## TASK BRIEF
Copy out each line featuring the string "uploads" from the entries beneath.

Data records
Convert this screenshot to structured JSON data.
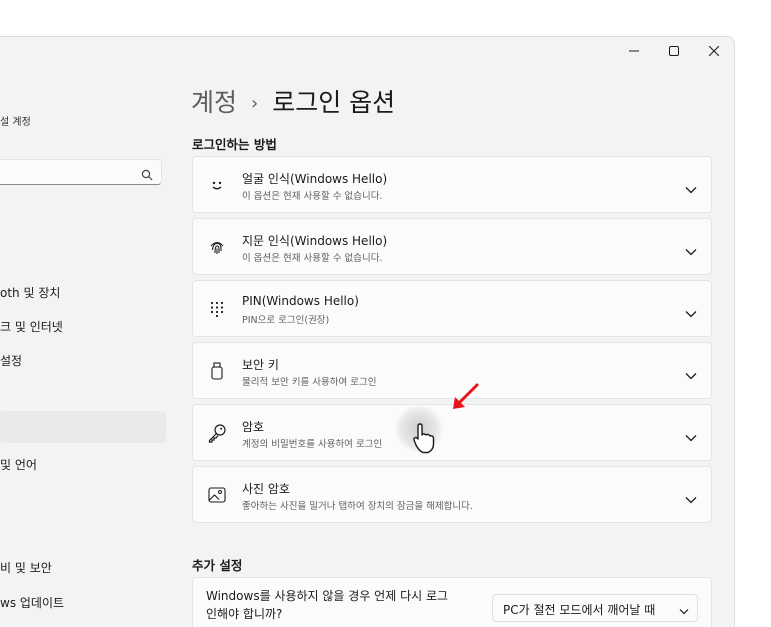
{
  "window_controls": {
    "minimize": "minimize-icon",
    "maximize": "maximize-icon",
    "close": "close-icon"
  },
  "sidebar": {
    "account_label": "설 계정",
    "search": {
      "value": "",
      "icon": "search-icon"
    },
    "items": [
      {
        "label": "oth 및 장치"
      },
      {
        "label": "크 및 인터넷"
      },
      {
        "label": "설정"
      },
      {
        "label": ""
      },
      {
        "label": "및 언어"
      },
      {
        "label": "비 및 보안"
      },
      {
        "label": "ws 업데이트"
      }
    ]
  },
  "breadcrumb": {
    "parent": "계정",
    "current": "로그인 옵션"
  },
  "section_signin": {
    "title": "로그인하는 방법"
  },
  "cards": [
    {
      "title": "얼굴 인식(Windows Hello)",
      "subtitle": "이 옵션은 현재 사용할 수 없습니다.",
      "icon": "face-icon"
    },
    {
      "title": "지문 인식(Windows Hello)",
      "subtitle": "이 옵션은 현재 사용할 수 없습니다.",
      "icon": "fingerprint-icon"
    },
    {
      "title": "PIN(Windows Hello)",
      "subtitle": "PIN으로 로그인(권장)",
      "icon": "pin-keypad-icon"
    },
    {
      "title": "보안 키",
      "subtitle": "물리적 보안 키를 사용하여 로그인",
      "icon": "usb-key-icon"
    },
    {
      "title": "암호",
      "subtitle": "계정의 비밀번호를 사용하여 로그인",
      "icon": "key-icon"
    },
    {
      "title": "사진 암호",
      "subtitle": "좋아하는 사진을 밀거나 탭하여 장치의 잠금을 해제합니다.",
      "icon": "picture-icon"
    }
  ],
  "section_additional": {
    "title": "추가 설정"
  },
  "additional": {
    "line1": "Windows를 사용하지 않을 경우 언제 다시 로그",
    "line2": "인해야 합니까?",
    "dropdown_value": "PC가 절전 모드에서 깨어날 때"
  },
  "colors": {
    "annotation_arrow": "#e8141b",
    "accent": "#005fb8"
  }
}
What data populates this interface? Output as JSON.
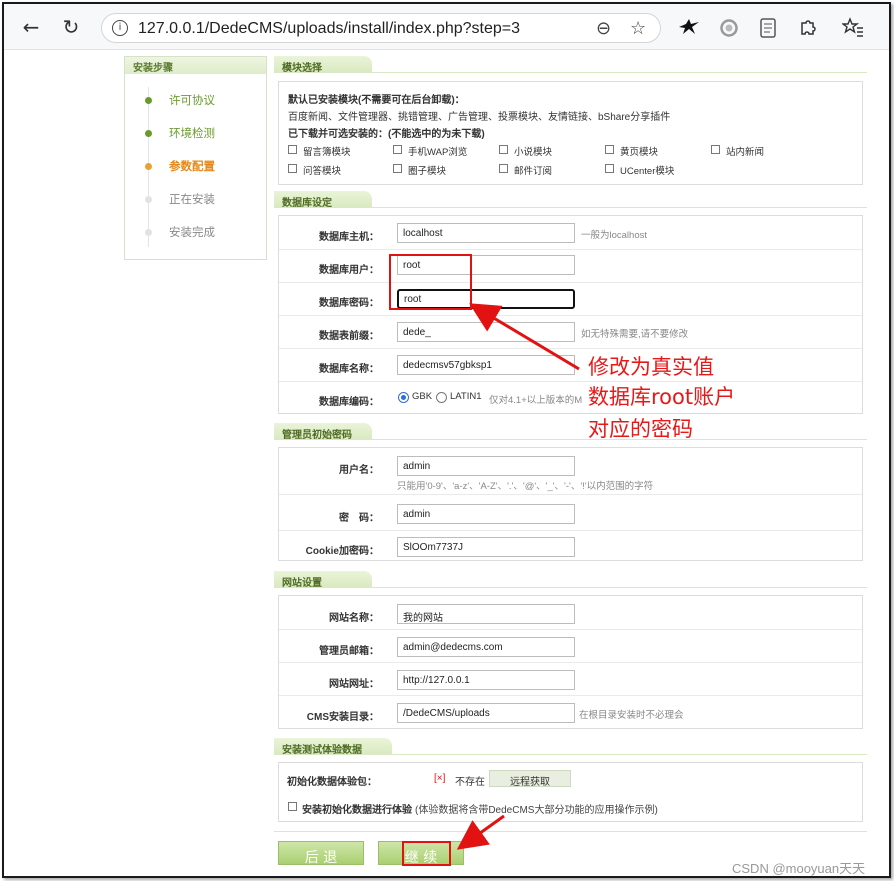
{
  "browser": {
    "url": "127.0.0.1/DedeCMS/uploads/install/index.php?step=3",
    "back_icon": "←",
    "reload_icon": "↻",
    "info_icon": "i",
    "zoom_icon": "⊖",
    "star_icon": "☆"
  },
  "steps": {
    "title": "安装步骤",
    "items": [
      {
        "label": "许可协议",
        "state": "done"
      },
      {
        "label": "环境检测",
        "state": "done"
      },
      {
        "label": "参数配置",
        "state": "current"
      },
      {
        "label": "正在安装",
        "state": "pending"
      },
      {
        "label": "安装完成",
        "state": "pending"
      }
    ]
  },
  "modules": {
    "title": "模块选择",
    "installed_heading": "默认已安装模块(不需要可在后台卸载)：",
    "installed_list": "百度新闻、文件管理器、挑错管理、广告管理、投票模块、友情链接、bShare分享插件",
    "optional_heading": "已下载并可选安装的：(不能选中的为未下载)",
    "options": [
      "留言簿模块",
      "手机WAP浏览",
      "小说模块",
      "黄页模块",
      "站内新闻",
      "问答模块",
      "圈子模块",
      "邮件订阅",
      "UCenter模块"
    ]
  },
  "database": {
    "title": "数据库设定",
    "host_label": "数据库主机：",
    "host_value": "localhost",
    "host_hint": "一般为localhost",
    "user_label": "数据库用户：",
    "user_value": "root",
    "pass_label": "数据库密码：",
    "pass_value": "root",
    "prefix_label": "数据表前缀：",
    "prefix_value": "dede_",
    "prefix_hint": "如无特殊需要,请不要修改",
    "name_label": "数据库名称：",
    "name_value": "dedecmsv57gbksp1",
    "encoding_label": "数据库编码：",
    "encoding_gbk": "GBK",
    "encoding_latin": "LATIN1",
    "encoding_hint": "仅对4.1+以上版本的M"
  },
  "admin": {
    "title": "管理员初始密码",
    "username_label": "用户名：",
    "username_value": "admin",
    "username_hint": "只能用'0-9'、'a-z'、'A-Z'、'.'、'@'、'_'、'-'、'!'以内范围的字符",
    "password_label": "密　码：",
    "password_value": "admin",
    "cookie_label": "Cookie加密码：",
    "cookie_value": "SlOOm7737J"
  },
  "site": {
    "title": "网站设置",
    "name_label": "网站名称：",
    "name_value": "我的网站",
    "email_label": "管理员邮箱：",
    "email_value": "admin@dedecms.com",
    "url_label": "网站网址：",
    "url_value": "http://127.0.0.1",
    "dir_label": "CMS安装目录：",
    "dir_value": "/DedeCMS/uploads",
    "dir_hint": "在根目录安装时不必理会"
  },
  "testdata": {
    "title": "安装测试体验数据",
    "pkg_label": "初始化数据体验包：",
    "status_mark": "[×]",
    "status_text": "不存在",
    "fetch_button": "远程获取",
    "checkbox_label": "安装初始化数据进行体验",
    "checkbox_hint": "(体验数据将含带DedeCMS大部分功能的应用操作示例)"
  },
  "buttons": {
    "back": "后 退",
    "next": "继 续"
  },
  "annotation": {
    "line1": "修改为真实值",
    "line2": "数据库root账户",
    "line3": "对应的密码"
  },
  "watermark": "CSDN @mooyuan天天",
  "colors": {
    "accent_green": "#6a9a2c",
    "current_step": "#f0a030",
    "annotation_red": "#e21212"
  }
}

## RESPONSE BELOW
    "url": "127.0.0.1/DedeCMS/uploads/install/index.php?step=3",
    "dir_value": "/DedeCMS/uploads",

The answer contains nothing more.